> [Objective]
Transcribe the stretch of the Spa-Francorchamps Formula 2 round text from "The Spa-Francorchamps Formula" through "in Stavelot, Belgium.".

***** Selected excerpt *****

Spa-Francorchamps Formula 2 round

FIA Formula 2 Championship
- Venue: Circuit de Spa-Francorchamps
- Location: Stavelot, Belgium
- First race: 2017
- Most wins (driver): Jack Doohan (2)
- Most wins (team): Carlin Motorsport (3)
- Lap record: 1:59.029 ( Paul Aron, Hitech Pulse-Eight, Dallara F2 2024, 2024)

= Spa-Francorchamps Formula 2 round =

The Spa-Francorchamps Formula 2 round is a FIA Formula 2 Championship series race that is run on the Circuit de Spa-Francorchamps in Stavelot, Belgium.

***** Excerpted data *****

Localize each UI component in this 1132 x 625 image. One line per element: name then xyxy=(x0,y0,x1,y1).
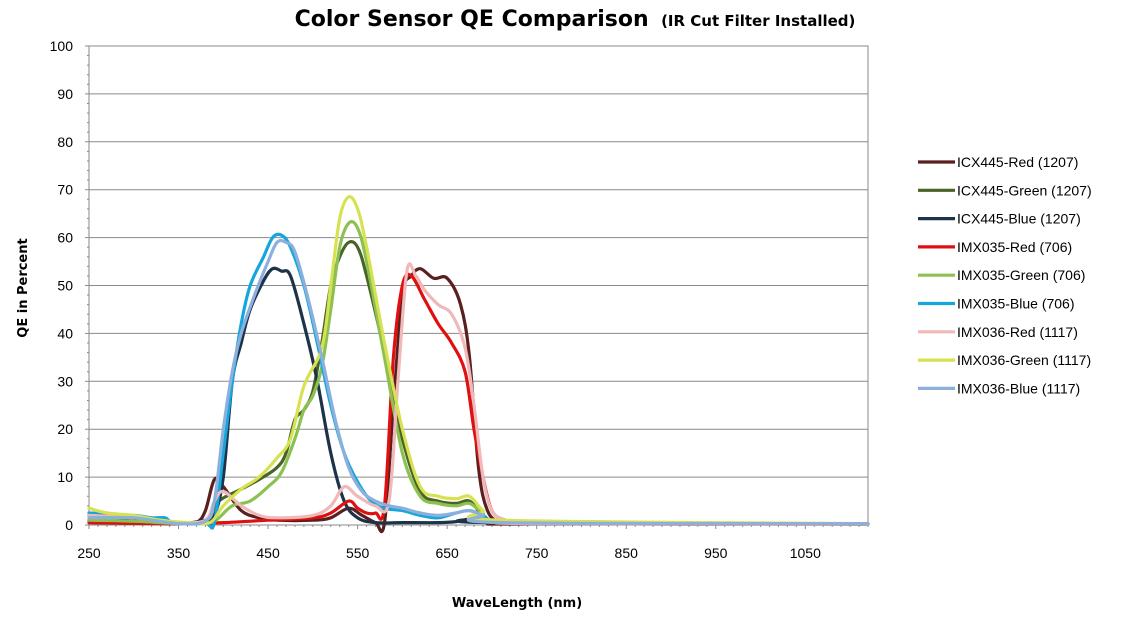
y-tick-label: 20 xyxy=(57,421,73,437)
series-line-imx036-green-1117 xyxy=(87,195,870,526)
series-line-imx035-green-706 xyxy=(87,220,870,526)
legend-label-imx036-green-1117: IMX036-Green (1117) xyxy=(957,352,1091,368)
x-tick-label: 350 xyxy=(167,545,191,561)
legend-label-imx035-blue-706: IMX035-Blue (706) xyxy=(957,296,1075,312)
y-axis-ticks: 0 10 20 30 40 50 60 70 80 90 100 xyxy=(50,38,89,533)
legend-label-imx036-blue-1117: IMX036-Blue (1117) xyxy=(957,380,1080,396)
y-tick-label: 40 xyxy=(57,325,73,341)
series-line-icx445-red-1207 xyxy=(87,267,870,534)
y-tick-label: 100 xyxy=(50,38,74,54)
legend-label-icx445-red-1207: ICX445-Red (1207) xyxy=(957,154,1078,170)
x-tick-label: 250 xyxy=(77,545,101,561)
x-tick-label: 450 xyxy=(256,545,280,561)
legend-label-imx035-red-706: IMX035-Red (706) xyxy=(957,239,1072,255)
y-tick-label: 0 xyxy=(65,517,73,533)
x-tick-label: 1050 xyxy=(790,545,821,561)
legend: ICX445-Red (1207) ICX445-Green (1207) ICX4… xyxy=(918,154,1092,396)
x-tick-label: 650 xyxy=(435,545,459,561)
series-line-icx445-green-1207 xyxy=(87,240,870,526)
series-lines xyxy=(87,195,870,534)
x-tick-label: 750 xyxy=(525,545,549,561)
chart-title-main: Color Sensor QE Comparison xyxy=(295,7,649,32)
chart-title: Color Sensor QE Comparison (IR Cut Filte… xyxy=(295,7,856,32)
y-tick-label: 90 xyxy=(57,86,73,102)
y-tick-label: 60 xyxy=(57,230,73,246)
gridlines xyxy=(89,45,868,478)
y-tick-label: 80 xyxy=(57,134,73,150)
series-line-icx445-blue-1207 xyxy=(87,266,870,526)
legend-label-imx035-green-706: IMX035-Green (706) xyxy=(957,267,1085,283)
y-axis-label: QE in Percent xyxy=(16,238,31,337)
x-tick-label: 550 xyxy=(346,545,370,561)
series-line-imx036-blue-1117 xyxy=(87,238,870,526)
x-tick-label: 950 xyxy=(704,545,728,561)
legend-label-icx445-green-1207: ICX445-Green (1207) xyxy=(957,182,1092,198)
chart-subtitle: (IR Cut Filter Installed) xyxy=(661,12,855,30)
y-tick-label: 50 xyxy=(57,278,73,294)
y-tick-label: 30 xyxy=(57,373,73,389)
y-tick-label: 10 xyxy=(57,469,73,485)
x-axis-ticks: 250 350 450 550 650 750 850 950 1050 xyxy=(77,525,869,561)
y-tick-label: 70 xyxy=(57,182,73,198)
series-line-imx036-red-1117 xyxy=(87,262,870,526)
x-axis-label: WaveLength (nm) xyxy=(452,596,582,611)
x-tick-label: 850 xyxy=(615,545,639,561)
legend-label-icx445-blue-1207: ICX445-Blue (1207) xyxy=(957,211,1081,227)
series-line-imx035-red-706 xyxy=(87,272,870,526)
legend-label-imx036-red-1117: IMX036-Red (1117) xyxy=(957,324,1078,340)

*****

> [Solution for this problem]
The Spa-Francorchamps Formula 2 round is a FIA Formula 2 Championship series race that is run on the Circuit de Spa-Francorchamps in Stavelot, Belgium.